■ **EXERCISE PROMPT**: Down to the last line, reproduce the records exactly.

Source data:
━━━━━━
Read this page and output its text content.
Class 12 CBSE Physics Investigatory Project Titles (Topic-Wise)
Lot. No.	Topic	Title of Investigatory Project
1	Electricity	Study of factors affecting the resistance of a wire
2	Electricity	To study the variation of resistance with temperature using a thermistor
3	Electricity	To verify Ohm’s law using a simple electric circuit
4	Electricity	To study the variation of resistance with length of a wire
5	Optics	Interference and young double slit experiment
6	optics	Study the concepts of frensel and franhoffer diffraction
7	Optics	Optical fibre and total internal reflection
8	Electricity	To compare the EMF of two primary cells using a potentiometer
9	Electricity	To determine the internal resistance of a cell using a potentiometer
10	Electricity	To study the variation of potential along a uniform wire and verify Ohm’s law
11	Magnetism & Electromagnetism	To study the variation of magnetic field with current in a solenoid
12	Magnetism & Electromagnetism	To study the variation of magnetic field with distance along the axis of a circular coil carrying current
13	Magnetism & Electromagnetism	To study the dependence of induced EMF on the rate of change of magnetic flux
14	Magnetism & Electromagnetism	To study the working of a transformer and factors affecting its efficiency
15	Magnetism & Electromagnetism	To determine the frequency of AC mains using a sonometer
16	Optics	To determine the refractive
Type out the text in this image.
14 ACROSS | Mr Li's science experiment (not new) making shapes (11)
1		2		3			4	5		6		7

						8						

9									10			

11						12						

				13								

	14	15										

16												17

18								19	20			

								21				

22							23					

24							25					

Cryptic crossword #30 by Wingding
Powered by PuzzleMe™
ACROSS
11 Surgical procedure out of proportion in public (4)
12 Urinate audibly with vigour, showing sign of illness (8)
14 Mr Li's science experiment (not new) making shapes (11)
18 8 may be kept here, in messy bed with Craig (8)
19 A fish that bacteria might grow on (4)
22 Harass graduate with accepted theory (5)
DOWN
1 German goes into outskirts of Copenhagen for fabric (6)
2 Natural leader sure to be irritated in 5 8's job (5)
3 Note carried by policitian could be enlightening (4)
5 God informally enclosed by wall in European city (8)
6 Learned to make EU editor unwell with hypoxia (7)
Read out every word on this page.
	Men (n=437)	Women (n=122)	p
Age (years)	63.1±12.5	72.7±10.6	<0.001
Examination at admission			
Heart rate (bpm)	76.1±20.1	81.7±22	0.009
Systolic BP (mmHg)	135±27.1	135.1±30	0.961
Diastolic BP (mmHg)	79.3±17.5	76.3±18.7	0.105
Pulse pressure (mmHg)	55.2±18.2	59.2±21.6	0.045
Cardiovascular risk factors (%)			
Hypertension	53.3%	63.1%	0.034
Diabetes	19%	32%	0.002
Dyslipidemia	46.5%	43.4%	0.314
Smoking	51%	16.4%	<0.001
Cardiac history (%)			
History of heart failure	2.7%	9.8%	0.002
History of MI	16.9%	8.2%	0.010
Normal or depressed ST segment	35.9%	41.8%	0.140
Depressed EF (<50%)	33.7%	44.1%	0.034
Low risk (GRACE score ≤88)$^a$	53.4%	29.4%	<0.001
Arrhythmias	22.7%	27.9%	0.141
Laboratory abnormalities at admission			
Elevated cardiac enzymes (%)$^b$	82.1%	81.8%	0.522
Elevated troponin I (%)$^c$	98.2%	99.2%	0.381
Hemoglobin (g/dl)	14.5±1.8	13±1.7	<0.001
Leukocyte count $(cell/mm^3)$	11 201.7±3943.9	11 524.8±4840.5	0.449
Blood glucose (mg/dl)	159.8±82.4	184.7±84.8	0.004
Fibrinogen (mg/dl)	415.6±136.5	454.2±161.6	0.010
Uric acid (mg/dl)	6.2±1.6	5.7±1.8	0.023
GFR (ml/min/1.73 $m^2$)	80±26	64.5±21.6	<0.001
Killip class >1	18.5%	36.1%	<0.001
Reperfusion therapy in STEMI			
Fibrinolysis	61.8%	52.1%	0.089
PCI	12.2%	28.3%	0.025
━━━━━━
■ **EXERCISE OUTPUT**:
Read this page and output its text content.
Class 12 CBSE Physics Investigatory Project Titles (Topic-Wise)
Lot. No.	Topic	Title of Investigatory Project
1	Electricity	Study of factors affecting the resistance of a wire
2	Electricity	To study the variation of resistance with temperature using a thermistor
3	Electricity	To verify Ohm’s law using a simple electric circuit
4	Electricity	To study the variation of resistance with length of a wire
5	Optics	Interference and young double slit experiment
6	optics	Study the concepts of frensel and franhoffer diffraction
7	Optics	Optical fibre and total internal reflection
8	Electricity	To compare the EMF of two primary cells using a potentiometer
9	Electricity	To determine the internal resistance of a cell using a potentiometer
10	Electricity	To study the variation of potential along a uniform wire and verify Ohm’s law
11	Magnetism & Electromagnetism	To study the variation of magnetic field with current in a solenoid
12	Magnetism & Electromagnetism	To study the variation of magnetic field with distance along the axis of a circular coil carrying current
13	Magnetism & Electromagnetism	To study the dependence of induced EMF on the rate of change of magnetic flux
14	Magnetism & Electromagnetism	To study the working of a transformer and factors affecting its efficiency
15	Magnetism & Electromagnetism	To determine the frequency of AC mains using a sonometer
16	Optics	To determine the refractive
Type out the text in this image.
14 ACROSS | Mr Li's science experiment (not new) making shapes (11)
1		2		3			4	5		6		7

						8						

9									10			

11						12						

				13								

	14	15										

16												17

18								19	20			

								21				

22							23					

24							25					

Cryptic crossword #30 by Wingding
Powered by PuzzleMe™
ACROSS
11 Surgical procedure out of proportion in public (4)
12 Urinate audibly with vigour, showing sign of illness (8)
14 Mr Li's science experiment (not new) making shapes (11)
18 8 may be kept here, in messy bed with Craig (8)
19 A fish that bacteria might grow on (4)
22 Harass graduate with accepted theory (5)
DOWN
1 German goes into outskirts of Copenhagen for fabric (6)
2 Natural leader sure to be irritated in 5 8's job (5)
3 Note carried by policitian could be enlightening (4)
5 God informally enclosed by wall in European city (8)
6 Learned to make EU editor unwell with hypoxia (7)
Read out every word on this page.
	Men (n=437)	Women (n=122)	p
Age (years)	63.1±12.5	72.7±10.6	<0.001
Examination at admission			
Heart rate (bpm)	76.1±20.1	81.7±22	0.009
Systolic BP (mmHg)	135±27.1	135.1±30	0.961
Diastolic BP (mmHg)	79.3±17.5	76.3±18.7	0.105
Pulse pressure (mmHg)	55.2±18.2	59.2±21.6	0.045
Cardiovascular risk factors (%)			
Hypertension	53.3%	63.1%	0.034
Diabetes	19%	32%	0.002
Dyslipidemia	46.5%	43.4%	0.314
Smoking	51%	16.4%	<0.001
Cardiac history (%)			
History of heart failure	2.7%	9.8%	0.002
History of MI	16.9%	8.2%	0.010
Normal or depressed ST segment	35.9%	41.8%	0.140
Depressed EF (<50%)	33.7%	44.1%	0.034
Low risk (GRACE score ≤88)$^a$	53.4%	29.4%	<0.001
Arrhythmias	22.7%	27.9%	0.141
Laboratory abnormalities at admission			
Elevated cardiac enzymes (%)$^b$	82.1%	81.8%	0.522
Elevated troponin I (%)$^c$	98.2%	99.2%	0.381
Hemoglobin (g/dl)	14.5±1.8	13±1.7	<0.001
Leukocyte count $(cell/mm^3)$	11 201.7±3943.9	11 524.8±4840.5	0.449
Blood glucose (mg/dl)	159.8±82.4	184.7±84.8	0.004
Fibrinogen (mg/dl)	415.6±136.5	454.2±161.6	0.010
Uric acid (mg/dl)	6.2±1.6	5.7±1.8	0.023
GFR (ml/min/1.73 $m^2$)	80±26	64.5±21.6	<0.001
Killip class >1	18.5%	36.1%	<0.001
Reperfusion therapy in STEMI			
Fibrinolysis	61.8%	52.1%	0.089
PCI	12.2%	28.3%	0.025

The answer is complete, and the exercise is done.